— begin Data for the task —

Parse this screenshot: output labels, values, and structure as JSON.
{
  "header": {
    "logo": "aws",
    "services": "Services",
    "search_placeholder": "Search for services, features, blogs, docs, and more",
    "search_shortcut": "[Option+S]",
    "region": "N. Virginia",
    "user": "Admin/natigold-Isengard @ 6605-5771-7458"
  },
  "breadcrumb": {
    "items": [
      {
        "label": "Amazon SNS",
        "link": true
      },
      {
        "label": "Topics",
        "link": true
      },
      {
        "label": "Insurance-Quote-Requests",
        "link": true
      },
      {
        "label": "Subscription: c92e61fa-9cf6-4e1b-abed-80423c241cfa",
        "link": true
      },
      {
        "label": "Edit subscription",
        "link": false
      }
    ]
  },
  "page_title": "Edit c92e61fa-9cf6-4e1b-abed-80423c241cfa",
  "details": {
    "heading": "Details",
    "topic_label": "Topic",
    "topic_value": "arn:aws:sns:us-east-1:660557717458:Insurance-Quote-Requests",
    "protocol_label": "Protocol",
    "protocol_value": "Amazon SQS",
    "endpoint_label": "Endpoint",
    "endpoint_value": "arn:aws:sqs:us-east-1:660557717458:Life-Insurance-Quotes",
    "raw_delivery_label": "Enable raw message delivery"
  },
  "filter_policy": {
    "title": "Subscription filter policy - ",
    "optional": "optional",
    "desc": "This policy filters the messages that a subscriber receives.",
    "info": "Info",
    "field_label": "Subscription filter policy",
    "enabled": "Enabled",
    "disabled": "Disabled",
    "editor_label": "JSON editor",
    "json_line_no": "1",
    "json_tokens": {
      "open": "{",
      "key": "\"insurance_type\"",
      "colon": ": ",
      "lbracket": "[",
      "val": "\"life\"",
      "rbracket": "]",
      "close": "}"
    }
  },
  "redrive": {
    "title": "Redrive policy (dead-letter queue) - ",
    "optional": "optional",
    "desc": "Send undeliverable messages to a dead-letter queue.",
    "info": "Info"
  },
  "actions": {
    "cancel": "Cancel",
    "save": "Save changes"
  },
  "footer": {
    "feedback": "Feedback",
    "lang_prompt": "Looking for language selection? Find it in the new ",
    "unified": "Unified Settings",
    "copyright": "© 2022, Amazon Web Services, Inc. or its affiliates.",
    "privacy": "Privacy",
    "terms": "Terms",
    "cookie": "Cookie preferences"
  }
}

— end Data for the task —

■ **Written exercise**: From the entries, report each line that includes the word "letter".

■ **Answer to this problem**:
    "title": "Redrive policy (dead-letter queue) - ",
    "desc": "Send undeliverable messages to a dead-letter queue.",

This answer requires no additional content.